▸ **RECORDS**:
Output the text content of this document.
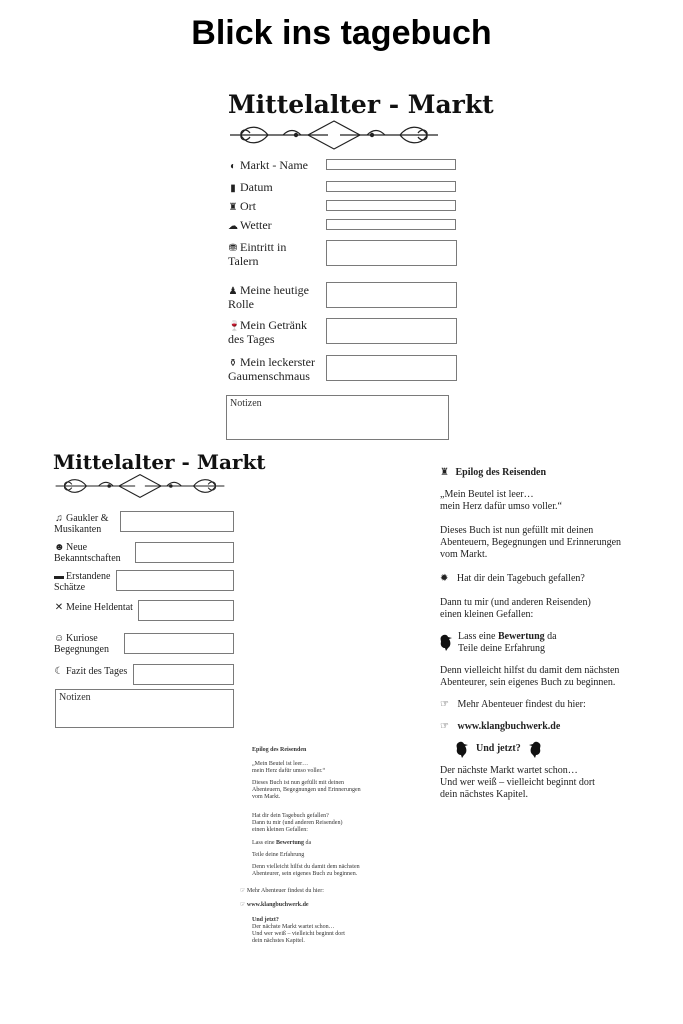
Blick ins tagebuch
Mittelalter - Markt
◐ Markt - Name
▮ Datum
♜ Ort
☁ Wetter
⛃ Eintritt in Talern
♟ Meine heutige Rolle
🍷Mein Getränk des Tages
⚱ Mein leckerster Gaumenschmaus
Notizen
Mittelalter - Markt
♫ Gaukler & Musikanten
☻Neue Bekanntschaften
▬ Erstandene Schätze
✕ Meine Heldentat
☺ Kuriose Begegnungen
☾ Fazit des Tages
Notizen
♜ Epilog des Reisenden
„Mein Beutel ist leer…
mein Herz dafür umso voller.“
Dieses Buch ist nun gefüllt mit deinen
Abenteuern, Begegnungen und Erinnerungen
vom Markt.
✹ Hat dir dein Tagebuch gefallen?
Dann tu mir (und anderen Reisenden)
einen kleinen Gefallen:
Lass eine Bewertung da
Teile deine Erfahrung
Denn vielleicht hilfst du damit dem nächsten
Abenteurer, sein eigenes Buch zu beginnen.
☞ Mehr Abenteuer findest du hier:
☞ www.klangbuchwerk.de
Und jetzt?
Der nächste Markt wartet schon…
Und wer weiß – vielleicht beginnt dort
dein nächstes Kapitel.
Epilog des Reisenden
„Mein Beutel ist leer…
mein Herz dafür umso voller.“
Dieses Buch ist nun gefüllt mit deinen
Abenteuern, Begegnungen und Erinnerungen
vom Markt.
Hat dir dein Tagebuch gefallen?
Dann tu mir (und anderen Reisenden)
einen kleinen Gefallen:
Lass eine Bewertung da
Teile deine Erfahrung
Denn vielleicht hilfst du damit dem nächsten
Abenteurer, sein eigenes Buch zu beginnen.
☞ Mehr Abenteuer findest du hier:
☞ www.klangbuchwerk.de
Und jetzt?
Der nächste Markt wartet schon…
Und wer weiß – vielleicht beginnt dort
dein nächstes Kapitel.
...
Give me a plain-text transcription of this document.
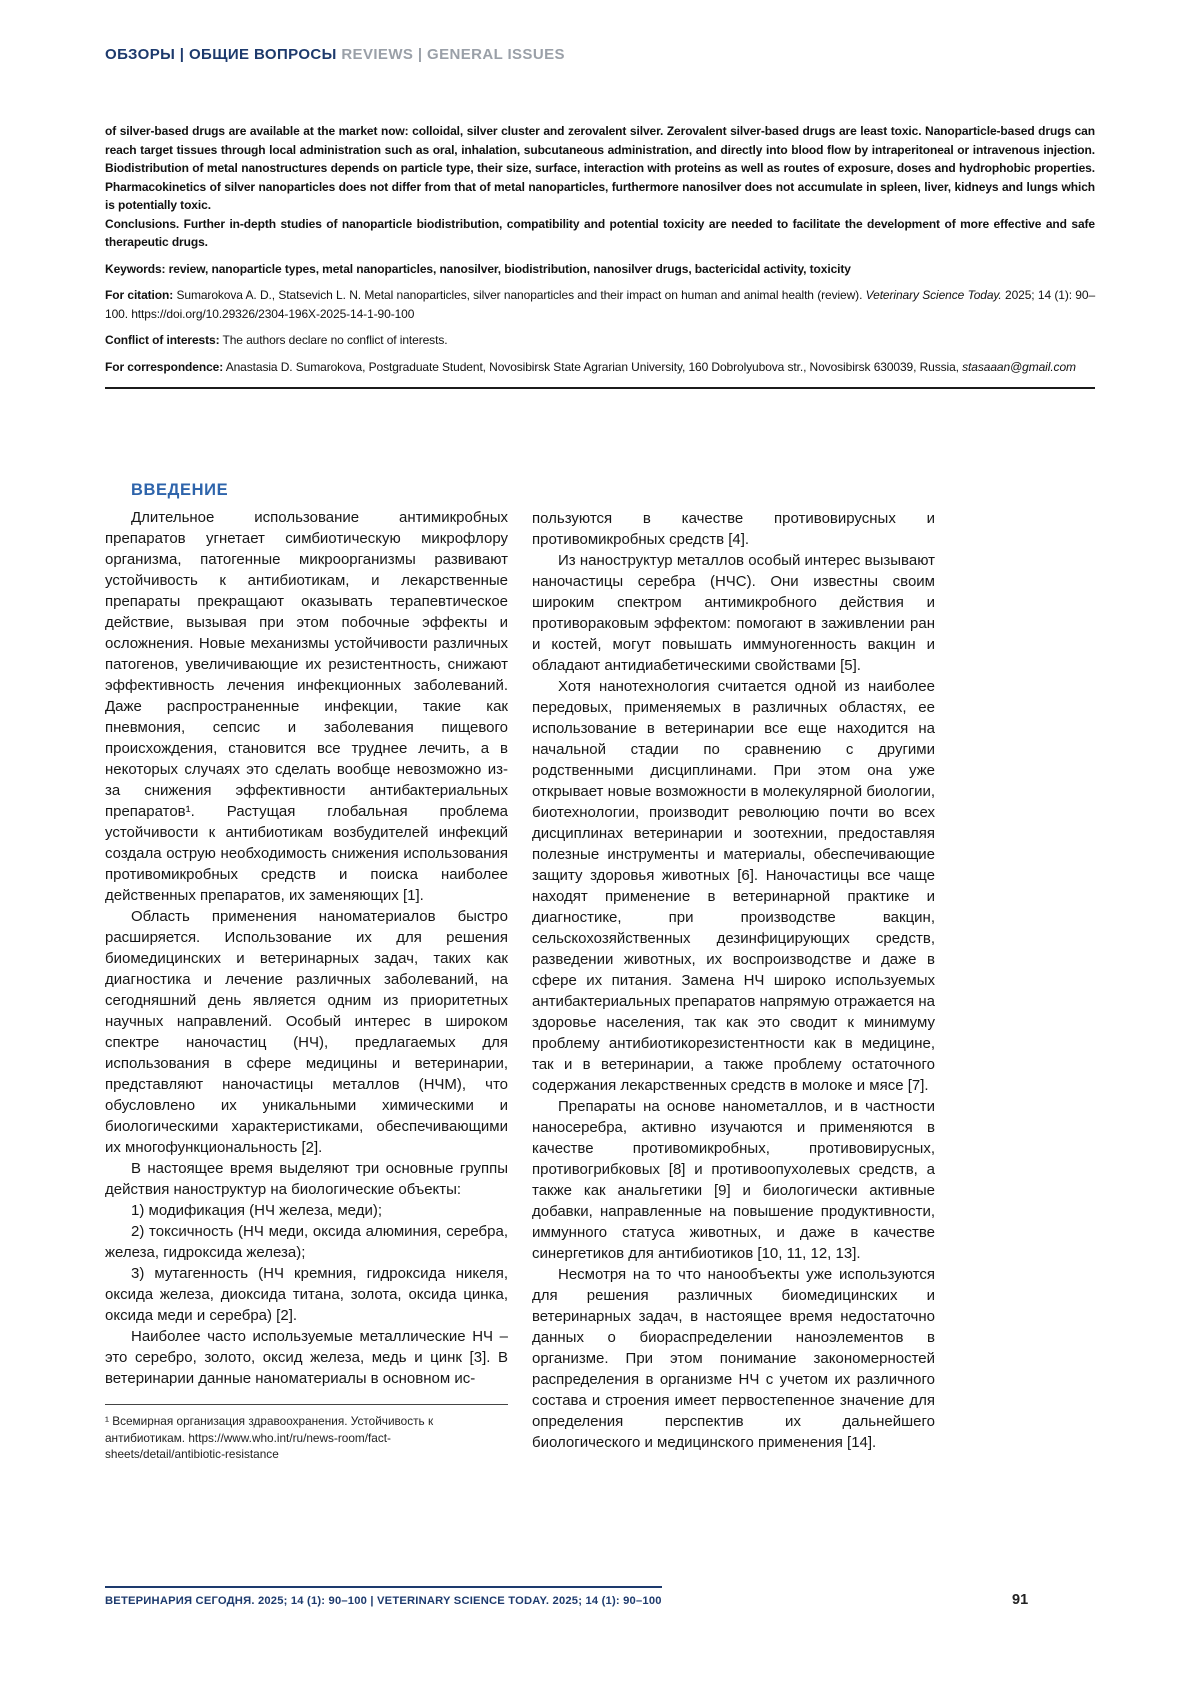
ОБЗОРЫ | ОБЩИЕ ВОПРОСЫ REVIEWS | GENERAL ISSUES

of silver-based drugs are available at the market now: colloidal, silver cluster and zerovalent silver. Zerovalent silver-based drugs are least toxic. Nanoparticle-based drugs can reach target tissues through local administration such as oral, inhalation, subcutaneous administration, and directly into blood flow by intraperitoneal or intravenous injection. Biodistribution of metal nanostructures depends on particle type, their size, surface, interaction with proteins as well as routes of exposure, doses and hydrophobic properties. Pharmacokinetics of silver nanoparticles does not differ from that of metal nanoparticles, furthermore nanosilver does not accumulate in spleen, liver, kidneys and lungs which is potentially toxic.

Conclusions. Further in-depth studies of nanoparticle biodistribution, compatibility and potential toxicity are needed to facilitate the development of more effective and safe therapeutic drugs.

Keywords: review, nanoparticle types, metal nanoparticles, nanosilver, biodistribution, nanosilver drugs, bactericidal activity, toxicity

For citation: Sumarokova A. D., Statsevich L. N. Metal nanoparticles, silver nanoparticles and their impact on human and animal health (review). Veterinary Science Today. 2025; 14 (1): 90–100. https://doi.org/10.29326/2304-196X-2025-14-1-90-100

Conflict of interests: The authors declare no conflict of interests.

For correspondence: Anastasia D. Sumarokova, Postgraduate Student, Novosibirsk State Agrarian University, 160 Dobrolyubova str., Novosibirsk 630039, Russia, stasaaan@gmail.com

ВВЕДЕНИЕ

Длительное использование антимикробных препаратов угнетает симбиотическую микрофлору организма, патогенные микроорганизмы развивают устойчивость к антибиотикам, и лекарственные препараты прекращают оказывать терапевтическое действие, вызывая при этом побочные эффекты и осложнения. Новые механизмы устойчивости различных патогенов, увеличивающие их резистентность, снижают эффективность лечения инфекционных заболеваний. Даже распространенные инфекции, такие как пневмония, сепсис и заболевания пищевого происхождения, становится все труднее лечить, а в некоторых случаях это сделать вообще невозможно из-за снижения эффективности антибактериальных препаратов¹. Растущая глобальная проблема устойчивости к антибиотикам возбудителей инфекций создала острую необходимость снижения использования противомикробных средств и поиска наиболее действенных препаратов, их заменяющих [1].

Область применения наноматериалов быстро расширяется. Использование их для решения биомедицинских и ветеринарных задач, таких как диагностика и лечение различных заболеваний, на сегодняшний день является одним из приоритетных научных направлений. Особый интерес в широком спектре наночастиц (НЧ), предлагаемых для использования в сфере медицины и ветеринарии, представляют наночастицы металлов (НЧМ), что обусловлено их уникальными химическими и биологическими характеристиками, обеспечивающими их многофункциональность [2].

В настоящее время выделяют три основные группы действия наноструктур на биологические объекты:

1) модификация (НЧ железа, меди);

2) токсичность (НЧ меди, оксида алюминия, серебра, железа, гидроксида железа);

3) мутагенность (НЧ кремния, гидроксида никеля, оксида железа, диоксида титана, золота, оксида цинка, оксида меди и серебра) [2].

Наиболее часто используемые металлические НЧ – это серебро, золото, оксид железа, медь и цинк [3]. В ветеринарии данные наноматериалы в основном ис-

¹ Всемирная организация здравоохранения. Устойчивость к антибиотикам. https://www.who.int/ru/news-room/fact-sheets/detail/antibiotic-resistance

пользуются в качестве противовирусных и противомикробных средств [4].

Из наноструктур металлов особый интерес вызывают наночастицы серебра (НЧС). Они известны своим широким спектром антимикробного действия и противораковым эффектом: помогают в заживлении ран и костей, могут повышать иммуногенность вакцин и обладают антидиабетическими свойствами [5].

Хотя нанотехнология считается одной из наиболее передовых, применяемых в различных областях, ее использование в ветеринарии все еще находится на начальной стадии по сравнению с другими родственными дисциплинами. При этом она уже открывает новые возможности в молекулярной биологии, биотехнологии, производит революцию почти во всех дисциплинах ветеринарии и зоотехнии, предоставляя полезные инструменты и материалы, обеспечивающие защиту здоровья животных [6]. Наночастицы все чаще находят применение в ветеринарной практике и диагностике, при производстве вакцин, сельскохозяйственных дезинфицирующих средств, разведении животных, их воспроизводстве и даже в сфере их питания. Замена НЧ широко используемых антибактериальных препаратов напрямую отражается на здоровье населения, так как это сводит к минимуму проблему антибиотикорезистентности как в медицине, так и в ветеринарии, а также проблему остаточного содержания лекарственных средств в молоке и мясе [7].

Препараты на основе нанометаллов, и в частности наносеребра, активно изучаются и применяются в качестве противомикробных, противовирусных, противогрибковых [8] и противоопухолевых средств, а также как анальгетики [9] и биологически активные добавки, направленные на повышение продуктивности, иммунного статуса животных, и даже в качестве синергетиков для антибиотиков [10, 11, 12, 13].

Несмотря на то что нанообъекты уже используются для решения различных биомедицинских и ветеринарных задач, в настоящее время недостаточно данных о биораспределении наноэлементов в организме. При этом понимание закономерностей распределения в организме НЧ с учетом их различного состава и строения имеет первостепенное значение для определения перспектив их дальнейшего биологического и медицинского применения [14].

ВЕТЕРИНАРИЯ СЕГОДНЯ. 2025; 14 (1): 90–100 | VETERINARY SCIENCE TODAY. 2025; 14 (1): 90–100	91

▸ **ABOUT THIS EXERCISE**: Out of the records above, pull each line containing the word "гидроксида".

▸ **TASK OUTPUT**:
2) токсичность (НЧ меди, оксида алюминия, серебра, железа, гидроксида железа);
3) мутагенность (НЧ кремния, гидроксида никеля, оксида железа, диоксида титана, золота, оксида цинка, оксида меди и серебра) [2].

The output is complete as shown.